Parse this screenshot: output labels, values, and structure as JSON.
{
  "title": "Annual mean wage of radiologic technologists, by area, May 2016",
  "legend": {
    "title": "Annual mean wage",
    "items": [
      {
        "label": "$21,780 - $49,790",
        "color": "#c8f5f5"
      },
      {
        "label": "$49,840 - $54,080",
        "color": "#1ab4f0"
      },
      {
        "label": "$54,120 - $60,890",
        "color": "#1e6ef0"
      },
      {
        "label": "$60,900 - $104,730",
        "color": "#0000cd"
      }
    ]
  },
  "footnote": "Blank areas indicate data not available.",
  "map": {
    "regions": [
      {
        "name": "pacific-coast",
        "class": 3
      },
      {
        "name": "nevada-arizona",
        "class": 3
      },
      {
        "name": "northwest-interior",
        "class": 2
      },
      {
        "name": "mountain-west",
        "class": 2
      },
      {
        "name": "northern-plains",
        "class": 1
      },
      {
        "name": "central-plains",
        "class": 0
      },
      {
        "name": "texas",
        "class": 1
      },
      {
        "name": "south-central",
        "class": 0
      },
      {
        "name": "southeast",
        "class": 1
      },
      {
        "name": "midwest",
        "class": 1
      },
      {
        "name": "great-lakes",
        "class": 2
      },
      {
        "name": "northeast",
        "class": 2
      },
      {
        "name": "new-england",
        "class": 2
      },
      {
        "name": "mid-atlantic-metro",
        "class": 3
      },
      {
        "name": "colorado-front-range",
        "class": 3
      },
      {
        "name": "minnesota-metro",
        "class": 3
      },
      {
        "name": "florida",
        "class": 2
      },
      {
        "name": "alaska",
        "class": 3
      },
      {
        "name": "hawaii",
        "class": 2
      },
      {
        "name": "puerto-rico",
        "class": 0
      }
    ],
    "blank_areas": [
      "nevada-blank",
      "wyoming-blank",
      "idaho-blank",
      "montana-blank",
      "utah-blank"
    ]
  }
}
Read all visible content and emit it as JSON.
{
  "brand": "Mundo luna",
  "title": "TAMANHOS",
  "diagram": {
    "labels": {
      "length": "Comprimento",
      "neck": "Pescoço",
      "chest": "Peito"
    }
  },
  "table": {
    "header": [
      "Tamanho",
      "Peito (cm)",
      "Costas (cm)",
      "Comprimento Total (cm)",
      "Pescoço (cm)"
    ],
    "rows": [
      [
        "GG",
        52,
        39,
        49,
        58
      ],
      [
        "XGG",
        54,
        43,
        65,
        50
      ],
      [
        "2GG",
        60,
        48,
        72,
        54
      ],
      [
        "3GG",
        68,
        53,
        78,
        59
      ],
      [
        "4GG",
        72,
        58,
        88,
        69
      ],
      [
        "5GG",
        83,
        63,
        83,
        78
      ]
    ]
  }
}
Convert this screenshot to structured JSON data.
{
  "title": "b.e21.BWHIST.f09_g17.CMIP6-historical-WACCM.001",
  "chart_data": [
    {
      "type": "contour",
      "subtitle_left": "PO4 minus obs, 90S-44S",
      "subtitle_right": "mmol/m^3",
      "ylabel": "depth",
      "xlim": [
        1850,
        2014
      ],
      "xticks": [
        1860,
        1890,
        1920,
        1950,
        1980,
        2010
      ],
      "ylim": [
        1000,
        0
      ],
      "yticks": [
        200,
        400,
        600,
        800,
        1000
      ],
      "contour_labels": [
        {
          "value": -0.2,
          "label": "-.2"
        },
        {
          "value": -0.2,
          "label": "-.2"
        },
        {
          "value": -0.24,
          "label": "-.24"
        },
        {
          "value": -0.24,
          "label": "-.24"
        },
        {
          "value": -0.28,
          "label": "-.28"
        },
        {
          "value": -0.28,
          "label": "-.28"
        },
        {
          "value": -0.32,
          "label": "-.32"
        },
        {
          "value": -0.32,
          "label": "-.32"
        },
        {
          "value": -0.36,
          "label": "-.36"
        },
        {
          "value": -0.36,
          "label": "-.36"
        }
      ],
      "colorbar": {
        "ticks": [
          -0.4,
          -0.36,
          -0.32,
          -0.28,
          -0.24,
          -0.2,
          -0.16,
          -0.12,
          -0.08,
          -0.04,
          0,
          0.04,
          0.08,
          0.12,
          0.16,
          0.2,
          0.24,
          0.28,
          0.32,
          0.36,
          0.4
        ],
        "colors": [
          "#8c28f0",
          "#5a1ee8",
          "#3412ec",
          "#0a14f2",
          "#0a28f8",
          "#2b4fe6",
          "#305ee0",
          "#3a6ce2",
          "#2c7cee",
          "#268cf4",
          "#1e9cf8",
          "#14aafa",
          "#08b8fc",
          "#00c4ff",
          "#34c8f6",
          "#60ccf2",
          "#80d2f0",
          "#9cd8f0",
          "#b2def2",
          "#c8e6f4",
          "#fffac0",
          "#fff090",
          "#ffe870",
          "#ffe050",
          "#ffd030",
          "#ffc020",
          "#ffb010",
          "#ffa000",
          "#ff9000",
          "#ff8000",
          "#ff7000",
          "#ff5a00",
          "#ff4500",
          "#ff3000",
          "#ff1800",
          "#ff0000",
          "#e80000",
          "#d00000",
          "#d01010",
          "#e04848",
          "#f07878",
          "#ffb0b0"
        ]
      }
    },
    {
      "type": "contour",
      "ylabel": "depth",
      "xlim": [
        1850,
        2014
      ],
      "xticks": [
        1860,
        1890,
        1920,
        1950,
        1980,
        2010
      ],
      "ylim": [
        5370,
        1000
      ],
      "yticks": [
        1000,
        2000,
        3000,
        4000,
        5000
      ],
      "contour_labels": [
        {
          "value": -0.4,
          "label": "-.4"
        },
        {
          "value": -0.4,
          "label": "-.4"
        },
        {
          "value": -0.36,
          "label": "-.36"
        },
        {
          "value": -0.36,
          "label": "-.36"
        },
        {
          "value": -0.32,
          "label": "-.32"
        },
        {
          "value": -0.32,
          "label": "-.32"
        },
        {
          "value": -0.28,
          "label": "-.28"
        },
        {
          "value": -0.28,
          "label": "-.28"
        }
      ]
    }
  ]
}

*WHAT THIS TASK INVOLVES*: All of the material must be reproduced exactly.

*THE RESPONSE*:
Parse this screenshot: output labels, values, and structure as JSON.
{
  "title": "Annual mean wage of radiologic technologists, by area, May 2016",
  "legend": {
    "title": "Annual mean wage",
    "items": [
      {
        "label": "$21,780 - $49,790",
        "color": "#c8f5f5"
      },
      {
        "label": "$49,840 - $54,080",
        "color": "#1ab4f0"
      },
      {
        "label": "$54,120 - $60,890",
        "color": "#1e6ef0"
      },
      {
        "label": "$60,900 - $104,730",
        "color": "#0000cd"
      }
    ]
  },
  "footnote": "Blank areas indicate data not available.",
  "map": {
    "regions": [
      {
        "name": "pacific-coast",
        "class": 3
      },
      {
        "name": "nevada-arizona",
        "class": 3
      },
      {
        "name": "northwest-interior",
        "class": 2
      },
      {
        "name": "mountain-west",
        "class": 2
      },
      {
        "name": "northern-plains",
        "class": 1
      },
      {
        "name": "central-plains",
        "class": 0
      },
      {
        "name": "texas",
        "class": 1
      },
      {
        "name": "south-central",
        "class": 0
      },
      {
        "name": "southeast",
        "class": 1
      },
      {
        "name": "midwest",
        "class": 1
      },
      {
        "name": "great-lakes",
        "class": 2
      },
      {
        "name": "northeast",
        "class": 2
      },
      {
        "name": "new-england",
        "class": 2
      },
      {
        "name": "mid-atlantic-metro",
        "class": 3
      },
      {
        "name": "colorado-front-range",
        "class": 3
      },
      {
        "name": "minnesota-metro",
        "class": 3
      },
      {
        "name": "florida",
        "class": 2
      },
      {
        "name": "alaska",
        "class": 3
      },
      {
        "name": "hawaii",
        "class": 2
      },
      {
        "name": "puerto-rico",
        "class": 0
      }
    ],
    "blank_areas": [
      "nevada-blank",
      "wyoming-blank",
      "idaho-blank",
      "montana-blank",
      "utah-blank"
    ]
  }
}
Read all visible content and emit it as JSON.
{
  "brand": "Mundo luna",
  "title": "TAMANHOS",
  "diagram": {
    "labels": {
      "length": "Comprimento",
      "neck": "Pescoço",
      "chest": "Peito"
    }
  },
  "table": {
    "header": [
      "Tamanho",
      "Peito (cm)",
      "Costas (cm)",
      "Comprimento Total (cm)",
      "Pescoço (cm)"
    ],
    "rows": [
      [
        "GG",
        52,
        39,
        49,
        58
      ],
      [
        "XGG",
        54,
        43,
        65,
        50
      ],
      [
        "2GG",
        60,
        48,
        72,
        54
      ],
      [
        "3GG",
        68,
        53,
        78,
        59
      ],
      [
        "4GG",
        72,
        58,
        88,
        69
      ],
      [
        "5GG",
        83,
        63,
        83,
        78
      ]
    ]
  }
}
Convert this screenshot to structured JSON data.
{
  "title": "b.e21.BWHIST.f09_g17.CMIP6-historical-WACCM.001",
  "chart_data": [
    {
      "type": "contour",
      "subtitle_left": "PO4 minus obs, 90S-44S",
      "subtitle_right": "mmol/m^3",
      "ylabel": "depth",
      "xlim": [
        1850,
        2014
      ],
      "xticks": [
        1860,
        1890,
        1920,
        1950,
        1980,
        2010
      ],
      "ylim": [
        1000,
        0
      ],
      "yticks": [
        200,
        400,
        600,
        800,
        1000
      ],
      "contour_labels": [
        {
          "value": -0.2,
          "label": "-.2"
        },
        {
          "value": -0.2,
          "label": "-.2"
        },
        {
          "value": -0.24,
          "label": "-.24"
        },
        {
          "value": -0.24,
          "label": "-.24"
        },
        {
          "value": -0.28,
          "label": "-.28"
        },
        {
          "value": -0.28,
          "label": "-.28"
        },
        {
          "value": -0.32,
          "label": "-.32"
        },
        {
          "value": -0.32,
          "label": "-.32"
        },
        {
          "value": -0.36,
          "label": "-.36"
        },
        {
          "value": -0.36,
          "label": "-.36"
        }
      ],
      "colorbar": {
        "ticks": [
          -0.4,
          -0.36,
          -0.32,
          -0.28,
          -0.24,
          -0.2,
          -0.16,
          -0.12,
          -0.08,
          -0.04,
          0,
          0.04,
          0.08,
          0.12,
          0.16,
          0.2,
          0.24,
          0.28,
          0.32,
          0.36,
          0.4
        ],
        "colors": [
          "#8c28f0",
          "#5a1ee8",
          "#3412ec",
          "#0a14f2",
          "#0a28f8",
          "#2b4fe6",
          "#305ee0",
          "#3a6ce2",
          "#2c7cee",
          "#268cf4",
          "#1e9cf8",
          "#14aafa",
          "#08b8fc",
          "#00c4ff",
          "#34c8f6",
          "#60ccf2",
          "#80d2f0",
          "#9cd8f0",
          "#b2def2",
          "#c8e6f4",
          "#fffac0",
          "#fff090",
          "#ffe870",
          "#ffe050",
          "#ffd030",
          "#ffc020",
          "#ffb010",
          "#ffa000",
          "#ff9000",
          "#ff8000",
          "#ff7000",
          "#ff5a00",
          "#ff4500",
          "#ff3000",
          "#ff1800",
          "#ff0000",
          "#e80000",
          "#d00000",
          "#d01010",
          "#e04848",
          "#f07878",
          "#ffb0b0"
        ]
      }
    },
    {
      "type": "contour",
      "ylabel": "depth",
      "xlim": [
        1850,
        2014
      ],
      "xticks": [
        1860,
        1890,
        1920,
        1950,
        1980,
        2010
      ],
      "ylim": [
        5370,
        1000
      ],
      "yticks": [
        1000,
        2000,
        3000,
        4000,
        5000
      ],
      "contour_labels": [
        {
          "value": -0.4,
          "label": "-.4"
        },
        {
          "value": -0.4,
          "label": "-.4"
        },
        {
          "value": -0.36,
          "label": "-.36"
        },
        {
          "value": -0.36,
          "label": "-.36"
        },
        {
          "value": -0.32,
          "label": "-.32"
        },
        {
          "value": -0.32,
          "label": "-.32"
        },
        {
          "value": -0.28,
          "label": "-.28"
        },
        {
          "value": -0.28,
          "label": "-.28"
        }
      ]
    }
  ]
}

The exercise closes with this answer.